▸ **EXCERPTED RECORDS**

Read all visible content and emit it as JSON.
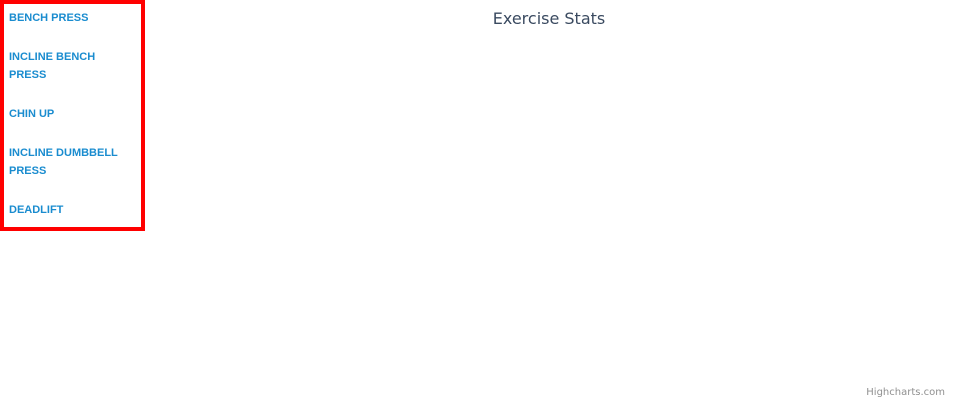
{
  "sidebar": {
    "items": [
      {
        "label": "BENCH PRESS"
      },
      {
        "label": "INCLINE BENCH PRESS"
      },
      {
        "label": "CHIN UP"
      },
      {
        "label": "INCLINE DUMBBELL PRESS"
      },
      {
        "label": "DEADLIFT"
      }
    ],
    "highlight_color": "#ff0000",
    "link_color": "#1a8ccf"
  },
  "chart": {
    "title": "Exercise Stats",
    "credits": "Highcharts.com"
  }
}
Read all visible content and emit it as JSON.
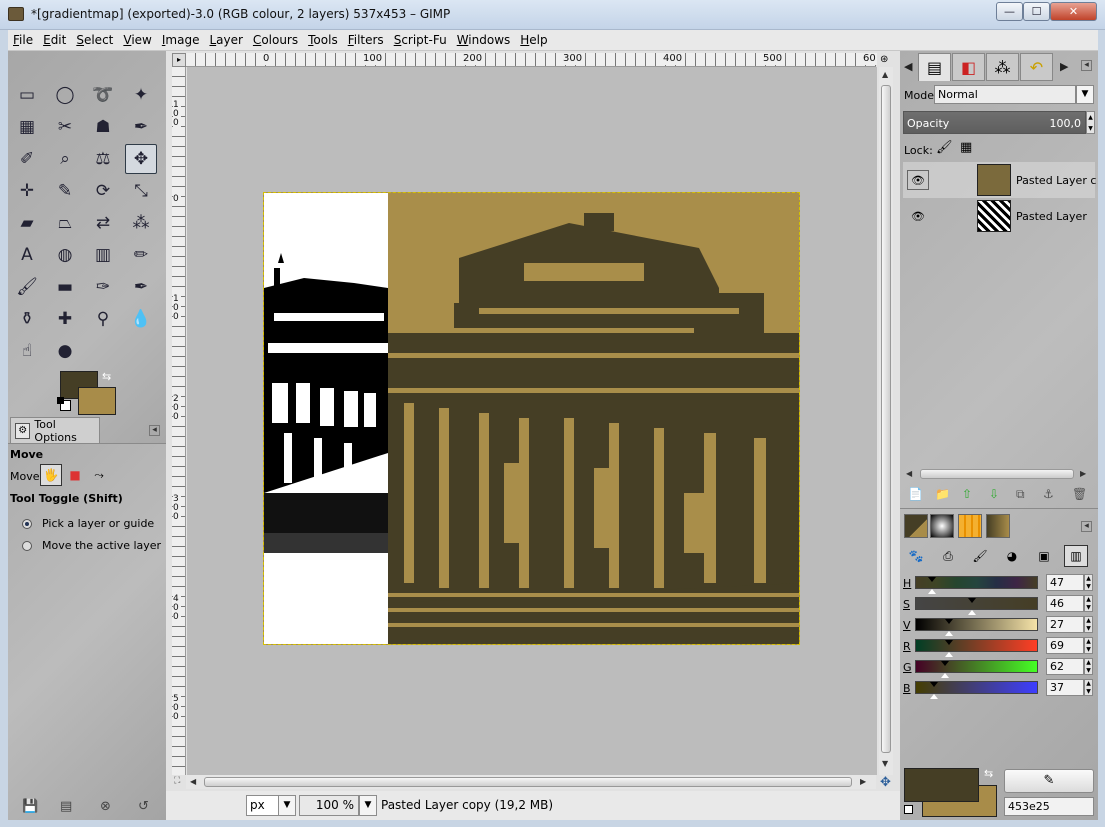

▸ **WORK TO BE COMPLETED**
Strip the images and reproduce the remaining records precisely.

▸ **OUTPUT FOR THIS TASK**
Read all visible content and emit it as JSON.
{
  "sidebar": {
    "items": [
      {
        "label": "BENCH PRESS"
      },
      {
        "label": "INCLINE BENCH PRESS"
      },
      {
        "label": "CHIN UP"
      },
      {
        "label": "INCLINE DUMBBELL PRESS"
      },
      {
        "label": "DEADLIFT"
      }
    ],
    "highlight_color": "#ff0000",
    "link_color": "#1a8ccf"
  },
  "chart": {
    "title": "Exercise Stats",
    "credits": "Highcharts.com"
  }
}
Read all visible content and emit it as JSON.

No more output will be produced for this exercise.